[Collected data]
-=-=-
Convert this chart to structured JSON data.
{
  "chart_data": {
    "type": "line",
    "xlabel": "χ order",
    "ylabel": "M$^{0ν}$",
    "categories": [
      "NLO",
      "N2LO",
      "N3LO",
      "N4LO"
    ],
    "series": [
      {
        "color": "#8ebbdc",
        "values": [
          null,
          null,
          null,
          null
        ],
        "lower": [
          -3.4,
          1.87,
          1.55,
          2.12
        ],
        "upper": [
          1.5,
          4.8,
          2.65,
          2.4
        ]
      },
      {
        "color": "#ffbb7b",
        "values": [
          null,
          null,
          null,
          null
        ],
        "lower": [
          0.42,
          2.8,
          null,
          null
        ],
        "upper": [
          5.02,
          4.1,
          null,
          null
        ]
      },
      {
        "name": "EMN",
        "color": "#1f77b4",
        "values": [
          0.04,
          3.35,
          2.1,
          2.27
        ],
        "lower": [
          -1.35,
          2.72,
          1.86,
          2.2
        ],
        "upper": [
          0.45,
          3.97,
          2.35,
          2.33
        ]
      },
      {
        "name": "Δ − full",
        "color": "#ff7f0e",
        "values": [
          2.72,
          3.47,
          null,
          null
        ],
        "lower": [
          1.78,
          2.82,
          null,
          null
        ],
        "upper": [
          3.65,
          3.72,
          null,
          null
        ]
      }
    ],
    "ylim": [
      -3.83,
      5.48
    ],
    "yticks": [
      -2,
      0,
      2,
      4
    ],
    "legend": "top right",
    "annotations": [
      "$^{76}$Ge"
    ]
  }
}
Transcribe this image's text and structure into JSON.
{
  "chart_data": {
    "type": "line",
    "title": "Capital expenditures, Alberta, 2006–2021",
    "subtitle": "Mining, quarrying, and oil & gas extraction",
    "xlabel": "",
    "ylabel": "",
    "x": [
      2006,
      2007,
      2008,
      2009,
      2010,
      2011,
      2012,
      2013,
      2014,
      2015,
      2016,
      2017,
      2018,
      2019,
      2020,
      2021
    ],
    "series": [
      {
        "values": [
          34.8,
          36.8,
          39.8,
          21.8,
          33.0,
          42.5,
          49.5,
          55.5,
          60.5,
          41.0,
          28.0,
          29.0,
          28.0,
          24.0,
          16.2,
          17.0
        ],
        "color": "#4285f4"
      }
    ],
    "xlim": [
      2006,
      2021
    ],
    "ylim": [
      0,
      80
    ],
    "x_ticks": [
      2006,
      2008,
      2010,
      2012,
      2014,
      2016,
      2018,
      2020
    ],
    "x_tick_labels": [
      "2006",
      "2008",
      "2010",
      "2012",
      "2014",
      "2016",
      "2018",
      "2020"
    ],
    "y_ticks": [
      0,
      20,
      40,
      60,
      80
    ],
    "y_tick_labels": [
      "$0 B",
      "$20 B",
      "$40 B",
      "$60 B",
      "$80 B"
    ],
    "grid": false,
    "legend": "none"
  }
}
-=-=-
▶ [Given exercise] Nothing should be changed: write out all of the data as is.

▶ [Final result]
Convert this chart to structured JSON data.
{
  "chart_data": {
    "type": "line",
    "xlabel": "χ order",
    "ylabel": "M$^{0ν}$",
    "categories": [
      "NLO",
      "N2LO",
      "N3LO",
      "N4LO"
    ],
    "series": [
      {
        "color": "#8ebbdc",
        "values": [
          null,
          null,
          null,
          null
        ],
        "lower": [
          -3.4,
          1.87,
          1.55,
          2.12
        ],
        "upper": [
          1.5,
          4.8,
          2.65,
          2.4
        ]
      },
      {
        "color": "#ffbb7b",
        "values": [
          null,
          null,
          null,
          null
        ],
        "lower": [
          0.42,
          2.8,
          null,
          null
        ],
        "upper": [
          5.02,
          4.1,
          null,
          null
        ]
      },
      {
        "name": "EMN",
        "color": "#1f77b4",
        "values": [
          0.04,
          3.35,
          2.1,
          2.27
        ],
        "lower": [
          -1.35,
          2.72,
          1.86,
          2.2
        ],
        "upper": [
          0.45,
          3.97,
          2.35,
          2.33
        ]
      },
      {
        "name": "Δ − full",
        "color": "#ff7f0e",
        "values": [
          2.72,
          3.47,
          null,
          null
        ],
        "lower": [
          1.78,
          2.82,
          null,
          null
        ],
        "upper": [
          3.65,
          3.72,
          null,
          null
        ]
      }
    ],
    "ylim": [
      -3.83,
      5.48
    ],
    "yticks": [
      -2,
      0,
      2,
      4
    ],
    "legend": "top right",
    "annotations": [
      "$^{76}$Ge"
    ]
  }
}
Transcribe this image's text and structure into JSON.
{
  "chart_data": {
    "type": "line",
    "title": "Capital expenditures, Alberta, 2006–2021",
    "subtitle": "Mining, quarrying, and oil & gas extraction",
    "xlabel": "",
    "ylabel": "",
    "x": [
      2006,
      2007,
      2008,
      2009,
      2010,
      2011,
      2012,
      2013,
      2014,
      2015,
      2016,
      2017,
      2018,
      2019,
      2020,
      2021
    ],
    "series": [
      {
        "values": [
          34.8,
          36.8,
          39.8,
          21.8,
          33.0,
          42.5,
          49.5,
          55.5,
          60.5,
          41.0,
          28.0,
          29.0,
          28.0,
          24.0,
          16.2,
          17.0
        ],
        "color": "#4285f4"
      }
    ],
    "xlim": [
      2006,
      2021
    ],
    "ylim": [
      0,
      80
    ],
    "x_ticks": [
      2006,
      2008,
      2010,
      2012,
      2014,
      2016,
      2018,
      2020
    ],
    "x_tick_labels": [
      "2006",
      "2008",
      "2010",
      "2012",
      "2014",
      "2016",
      "2018",
      "2020"
    ],
    "y_ticks": [
      0,
      20,
      40,
      60,
      80
    ],
    "y_tick_labels": [
      "$0 B",
      "$20 B",
      "$40 B",
      "$60 B",
      "$80 B"
    ],
    "grid": false,
    "legend": "none"
  }
}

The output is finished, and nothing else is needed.